--- Start ---
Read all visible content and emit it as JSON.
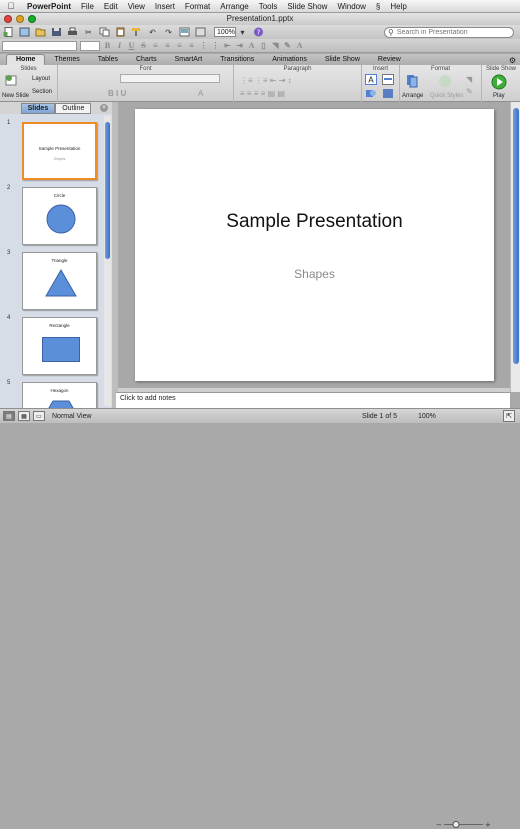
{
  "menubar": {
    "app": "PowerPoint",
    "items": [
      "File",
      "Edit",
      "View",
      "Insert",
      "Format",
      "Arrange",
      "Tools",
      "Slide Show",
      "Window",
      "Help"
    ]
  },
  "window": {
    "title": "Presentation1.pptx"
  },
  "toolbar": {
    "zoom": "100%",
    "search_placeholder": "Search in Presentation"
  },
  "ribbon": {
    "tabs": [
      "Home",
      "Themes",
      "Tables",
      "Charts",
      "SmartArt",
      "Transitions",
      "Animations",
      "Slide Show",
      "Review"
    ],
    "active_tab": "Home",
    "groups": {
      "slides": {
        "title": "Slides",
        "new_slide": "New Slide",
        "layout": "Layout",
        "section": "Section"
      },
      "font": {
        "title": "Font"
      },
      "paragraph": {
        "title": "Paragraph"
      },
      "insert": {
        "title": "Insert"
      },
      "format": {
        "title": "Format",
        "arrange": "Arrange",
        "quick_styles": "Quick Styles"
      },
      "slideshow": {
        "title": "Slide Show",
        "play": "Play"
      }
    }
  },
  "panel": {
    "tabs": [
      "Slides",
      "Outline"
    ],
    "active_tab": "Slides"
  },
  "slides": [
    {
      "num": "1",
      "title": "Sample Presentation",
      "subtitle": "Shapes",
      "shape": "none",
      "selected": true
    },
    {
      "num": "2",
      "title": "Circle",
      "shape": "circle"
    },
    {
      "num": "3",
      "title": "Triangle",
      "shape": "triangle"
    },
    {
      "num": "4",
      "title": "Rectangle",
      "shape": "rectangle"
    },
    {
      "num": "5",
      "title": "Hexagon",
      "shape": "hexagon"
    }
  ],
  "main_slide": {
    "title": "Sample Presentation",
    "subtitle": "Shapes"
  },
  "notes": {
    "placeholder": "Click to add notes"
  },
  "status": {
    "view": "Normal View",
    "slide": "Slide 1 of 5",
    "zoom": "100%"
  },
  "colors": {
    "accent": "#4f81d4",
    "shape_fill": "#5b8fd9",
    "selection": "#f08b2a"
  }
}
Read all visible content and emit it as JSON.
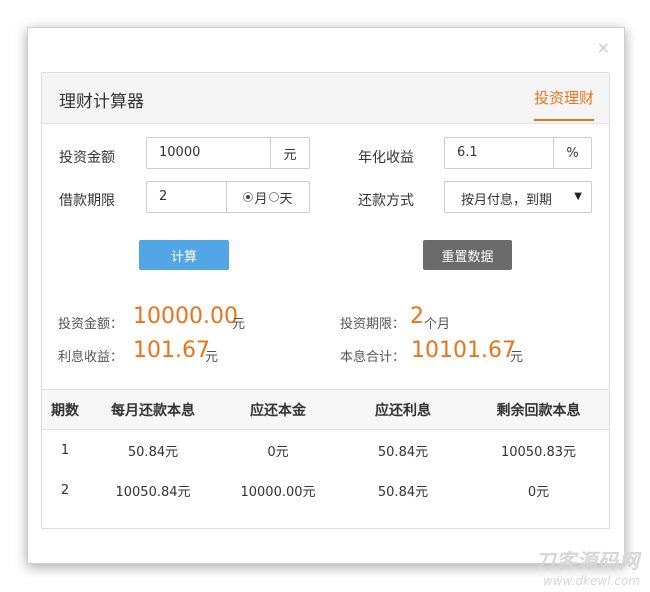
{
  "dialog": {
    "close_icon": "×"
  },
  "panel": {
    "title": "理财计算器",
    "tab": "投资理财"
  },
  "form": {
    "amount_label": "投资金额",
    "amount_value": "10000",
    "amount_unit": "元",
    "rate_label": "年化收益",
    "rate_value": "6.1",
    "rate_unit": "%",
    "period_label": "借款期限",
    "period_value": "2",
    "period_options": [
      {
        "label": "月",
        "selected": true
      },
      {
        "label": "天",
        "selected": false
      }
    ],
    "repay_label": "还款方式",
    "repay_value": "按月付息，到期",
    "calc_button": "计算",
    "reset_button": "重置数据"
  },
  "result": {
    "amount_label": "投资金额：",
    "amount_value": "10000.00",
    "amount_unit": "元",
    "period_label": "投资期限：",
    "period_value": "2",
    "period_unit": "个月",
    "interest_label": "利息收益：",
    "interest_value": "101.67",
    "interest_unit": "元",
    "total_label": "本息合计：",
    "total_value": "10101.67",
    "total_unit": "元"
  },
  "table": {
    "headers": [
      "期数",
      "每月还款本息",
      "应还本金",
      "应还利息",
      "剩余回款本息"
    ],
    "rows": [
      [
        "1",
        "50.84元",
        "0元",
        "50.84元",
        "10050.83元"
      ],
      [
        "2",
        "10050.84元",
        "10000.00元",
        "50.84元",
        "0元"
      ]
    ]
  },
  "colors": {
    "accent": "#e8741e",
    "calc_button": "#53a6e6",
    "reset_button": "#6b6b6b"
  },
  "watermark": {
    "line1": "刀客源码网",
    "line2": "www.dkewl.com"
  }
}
--- End ---
• Work to be completed
All of the records above must be copied exactly, except for the pictures.

• Full response
Read all visible content and emit it as JSON.
{
  "menubar": {
    "app": "PowerPoint",
    "items": [
      "File",
      "Edit",
      "View",
      "Insert",
      "Format",
      "Arrange",
      "Tools",
      "Slide Show",
      "Window",
      "Help"
    ]
  },
  "window": {
    "title": "Presentation1.pptx"
  },
  "toolbar": {
    "zoom": "100%",
    "search_placeholder": "Search in Presentation"
  },
  "ribbon": {
    "tabs": [
      "Home",
      "Themes",
      "Tables",
      "Charts",
      "SmartArt",
      "Transitions",
      "Animations",
      "Slide Show",
      "Review"
    ],
    "active_tab": "Home",
    "groups": {
      "slides": {
        "title": "Slides",
        "new_slide": "New Slide",
        "layout": "Layout",
        "section": "Section"
      },
      "font": {
        "title": "Font"
      },
      "paragraph": {
        "title": "Paragraph"
      },
      "insert": {
        "title": "Insert"
      },
      "format": {
        "title": "Format",
        "arrange": "Arrange",
        "quick_styles": "Quick Styles"
      },
      "slideshow": {
        "title": "Slide Show",
        "play": "Play"
      }
    }
  },
  "panel": {
    "tabs": [
      "Slides",
      "Outline"
    ],
    "active_tab": "Slides"
  },
  "slides": [
    {
      "num": "1",
      "title": "Sample Presentation",
      "subtitle": "Shapes",
      "shape": "none",
      "selected": true
    },
    {
      "num": "2",
      "title": "Circle",
      "shape": "circle"
    },
    {
      "num": "3",
      "title": "Triangle",
      "shape": "triangle"
    },
    {
      "num": "4",
      "title": "Rectangle",
      "shape": "rectangle"
    },
    {
      "num": "5",
      "title": "Hexagon",
      "shape": "hexagon"
    }
  ],
  "main_slide": {
    "title": "Sample Presentation",
    "subtitle": "Shapes"
  },
  "notes": {
    "placeholder": "Click to add notes"
  },
  "status": {
    "view": "Normal View",
    "slide": "Slide 1 of 5",
    "zoom": "100%"
  },
  "colors": {
    "accent": "#4f81d4",
    "shape_fill": "#5b8fd9",
    "selection": "#f08b2a"
  }
}
Read all visible content and emit it as JSON.
{
  "dialog": {
    "close_icon": "×"
  },
  "panel": {
    "title": "理财计算器",
    "tab": "投资理财"
  },
  "form": {
    "amount_label": "投资金额",
    "amount_value": "10000",
    "amount_unit": "元",
    "rate_label": "年化收益",
    "rate_value": "6.1",
    "rate_unit": "%",
    "period_label": "借款期限",
    "period_value": "2",
    "period_options": [
      {
        "label": "月",
        "selected": true
      },
      {
        "label": "天",
        "selected": false
      }
    ],
    "repay_label": "还款方式",
    "repay_value": "按月付息，到期",
    "calc_button": "计算",
    "reset_button": "重置数据"
  },
  "result": {
    "amount_label": "投资金额：",
    "amount_value": "10000.00",
    "amount_unit": "元",
    "period_label": "投资期限：",
    "period_value": "2",
    "period_unit": "个月",
    "interest_label": "利息收益：",
    "interest_value": "101.67",
    "interest_unit": "元",
    "total_label": "本息合计：",
    "total_value": "10101.67",
    "total_unit": "元"
  },
  "table": {
    "headers": [
      "期数",
      "每月还款本息",
      "应还本金",
      "应还利息",
      "剩余回款本息"
    ],
    "rows": [
      [
        "1",
        "50.84元",
        "0元",
        "50.84元",
        "10050.83元"
      ],
      [
        "2",
        "10050.84元",
        "10000.00元",
        "50.84元",
        "0元"
      ]
    ]
  },
  "colors": {
    "accent": "#e8741e",
    "calc_button": "#53a6e6",
    "reset_button": "#6b6b6b"
  },
  "watermark": {
    "line1": "刀客源码网",
    "line2": "www.dkewl.com"
  }
}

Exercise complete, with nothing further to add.